#### [PROBLEM DETAILS]
Look through the material below. Copy every line with the string "Motor" in it.

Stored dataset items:
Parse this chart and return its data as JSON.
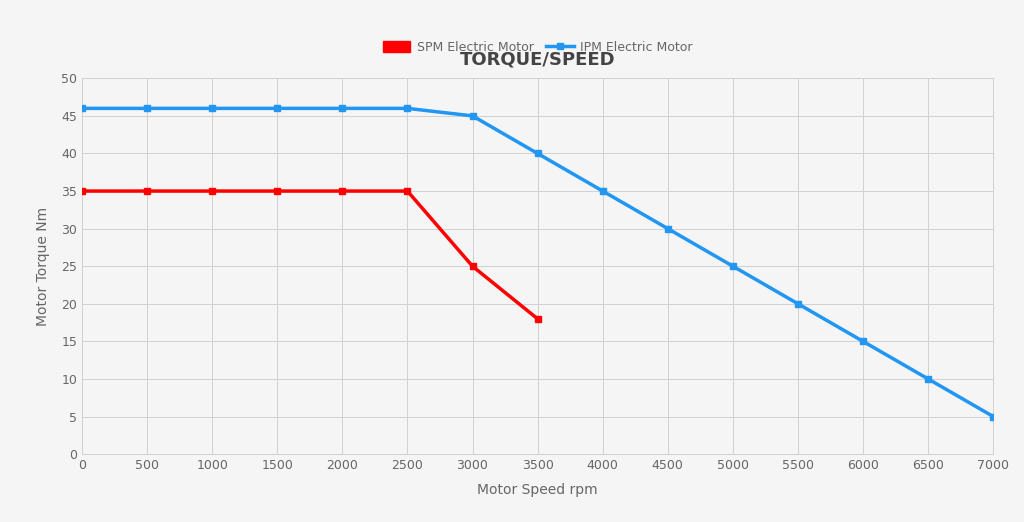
{
  "title": "TORQUE/SPEED",
  "xlabel": "Motor Speed rpm",
  "ylabel": "Motor Torque Nm",
  "background_color": "#f5f5f5",
  "plot_bg_color": "#f5f5f5",
  "grid_color": "#d0d0d0",
  "spm": {
    "label": "SPM Electric Motor",
    "color": "#ff0000",
    "x": [
      0,
      500,
      1000,
      1500,
      2000,
      2500,
      3000,
      3500
    ],
    "y": [
      35,
      35,
      35,
      35,
      35,
      35,
      25,
      18
    ]
  },
  "ipm": {
    "label": "IPM Electric Motor",
    "color": "#2196f3",
    "x": [
      0,
      500,
      1000,
      1500,
      2000,
      2500,
      3000,
      3500,
      4000,
      4500,
      5000,
      5500,
      6000,
      6500,
      7000
    ],
    "y": [
      46,
      46,
      46,
      46,
      46,
      46,
      45,
      40,
      35,
      30,
      25,
      20,
      15,
      10,
      5
    ]
  },
  "xlim": [
    0,
    7000
  ],
  "ylim": [
    0,
    50
  ],
  "xticks": [
    0,
    500,
    1000,
    1500,
    2000,
    2500,
    3000,
    3500,
    4000,
    4500,
    5000,
    5500,
    6000,
    6500,
    7000
  ],
  "yticks": [
    0,
    5,
    10,
    15,
    20,
    25,
    30,
    35,
    40,
    45,
    50
  ],
  "title_fontsize": 13,
  "axis_label_fontsize": 10,
  "tick_fontsize": 9,
  "legend_fontsize": 9,
  "line_width": 2.5,
  "marker": "s",
  "marker_size": 4,
  "title_color": "#444444",
  "label_color": "#666666",
  "tick_color": "#666666"
}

#### [PROBLEM SOLUTION]
  "xlabel": "Motor Speed rpm",
  "ylabel": "Motor Torque Nm",
    "label": "SPM Electric Motor",
    "label": "IPM Electric Motor",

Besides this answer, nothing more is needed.